Все, что я мог сделать,- это ехать дальше, сдавать пробы на допинг и отвечать на вопросы.
Мы добрались до первого этапа в Пиренеях, от СентГодана до Пьо-Ангали, где нас
ожидали семь горных вершин. Именно в этих местах я тренировался весной, когда было
так холодно, но теперь, когда мы одолевали один крутой подъем за другим, было пыльно,
жарко и гонщики вымаливали друг у друга глоток воды. Спуски были крутыми и
опасными, с крутыми обрывами вдоль дороги.
Финиш этапа располагался рядом с испанской границей, а это значило, что все испанские
гонщики постараются его выиграть - а больше всех Эскартин, жилистый спринтер с
орлиным профилем, который не отпускал меня ни на секунду. В самой середине этой
неистовой гонки нашу группу "Postal" разорвали, и мне пришлось преследовать Эскартина
в одиночку. Он крутил педали, как зверь. Я мог надеяться лишь на то, что смогу
ограничить его выигрыш во времени.

------------------------------

Попробуйте сами. Верните из текста о пиренейском этапе дословно фрагмент между словами «Все, что я мог» и «обрывами вдоль дороги.» включительно. Опирайтесь только на этот текст.

Данные сегментации страницы
------------------------------

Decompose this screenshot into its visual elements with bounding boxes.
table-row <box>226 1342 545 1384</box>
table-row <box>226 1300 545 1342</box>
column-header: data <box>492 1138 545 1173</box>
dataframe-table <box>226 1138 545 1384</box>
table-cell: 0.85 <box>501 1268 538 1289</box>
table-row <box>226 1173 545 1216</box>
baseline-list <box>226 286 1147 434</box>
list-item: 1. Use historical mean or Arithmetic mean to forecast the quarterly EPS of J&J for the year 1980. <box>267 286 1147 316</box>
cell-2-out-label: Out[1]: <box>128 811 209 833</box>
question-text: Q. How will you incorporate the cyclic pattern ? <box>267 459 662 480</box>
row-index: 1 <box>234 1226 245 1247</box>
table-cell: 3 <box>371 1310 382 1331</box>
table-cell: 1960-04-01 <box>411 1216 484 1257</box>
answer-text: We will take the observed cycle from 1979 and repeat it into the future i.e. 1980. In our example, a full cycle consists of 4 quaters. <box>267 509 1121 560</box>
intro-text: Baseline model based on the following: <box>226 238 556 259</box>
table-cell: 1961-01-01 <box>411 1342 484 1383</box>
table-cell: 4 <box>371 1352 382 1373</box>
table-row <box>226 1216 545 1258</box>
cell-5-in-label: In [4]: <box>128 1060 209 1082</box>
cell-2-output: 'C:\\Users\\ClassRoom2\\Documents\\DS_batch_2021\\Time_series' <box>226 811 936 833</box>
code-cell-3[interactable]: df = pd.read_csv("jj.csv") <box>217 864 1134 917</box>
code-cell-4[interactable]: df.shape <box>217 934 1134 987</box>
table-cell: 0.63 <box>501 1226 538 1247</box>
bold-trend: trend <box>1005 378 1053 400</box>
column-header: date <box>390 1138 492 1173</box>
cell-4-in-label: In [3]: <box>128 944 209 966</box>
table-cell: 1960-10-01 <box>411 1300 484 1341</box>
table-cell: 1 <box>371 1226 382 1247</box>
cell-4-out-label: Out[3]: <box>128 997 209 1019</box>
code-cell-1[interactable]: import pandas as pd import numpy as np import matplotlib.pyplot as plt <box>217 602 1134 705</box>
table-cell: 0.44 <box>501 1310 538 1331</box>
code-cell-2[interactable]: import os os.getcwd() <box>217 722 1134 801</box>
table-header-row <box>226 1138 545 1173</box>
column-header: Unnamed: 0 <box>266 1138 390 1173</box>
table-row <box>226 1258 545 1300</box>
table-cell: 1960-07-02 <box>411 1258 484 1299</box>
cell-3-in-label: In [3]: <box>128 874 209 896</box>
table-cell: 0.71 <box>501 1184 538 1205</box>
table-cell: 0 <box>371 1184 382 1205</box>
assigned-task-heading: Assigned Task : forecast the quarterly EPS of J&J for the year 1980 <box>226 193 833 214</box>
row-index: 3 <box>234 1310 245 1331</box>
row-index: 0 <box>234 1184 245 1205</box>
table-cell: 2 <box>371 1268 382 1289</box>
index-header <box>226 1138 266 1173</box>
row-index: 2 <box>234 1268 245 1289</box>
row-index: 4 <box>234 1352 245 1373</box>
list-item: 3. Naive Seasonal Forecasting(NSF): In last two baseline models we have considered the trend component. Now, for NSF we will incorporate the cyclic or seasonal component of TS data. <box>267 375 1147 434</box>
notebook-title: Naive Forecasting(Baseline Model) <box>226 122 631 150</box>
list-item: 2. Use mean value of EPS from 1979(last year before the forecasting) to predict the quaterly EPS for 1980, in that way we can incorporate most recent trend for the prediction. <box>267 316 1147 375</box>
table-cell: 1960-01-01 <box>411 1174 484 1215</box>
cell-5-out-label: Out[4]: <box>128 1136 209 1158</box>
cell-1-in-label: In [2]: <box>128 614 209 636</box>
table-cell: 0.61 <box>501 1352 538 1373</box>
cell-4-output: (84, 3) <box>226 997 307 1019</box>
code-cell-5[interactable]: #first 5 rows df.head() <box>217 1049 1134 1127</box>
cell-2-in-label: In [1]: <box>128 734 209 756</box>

------------------------------

Результат упражнения.
Все, что я мог сделать,- это ехать дальше, сдавать пробы на допинг и отвечать на вопросы.
Мы добрались до первого этапа в Пиренеях, от СентГодана до Пьо-Ангали, где нас
ожидали семь горных вершин. Именно в этих местах я тренировался весной, когда было
так холодно, но теперь, когда мы одолевали один крутой подъем за другим, было пыльно,
жарко и гонщики вымаливали друг у друга глоток воды. Спуски были крутыми и
опасными, с крутыми обрывами вдоль дороги.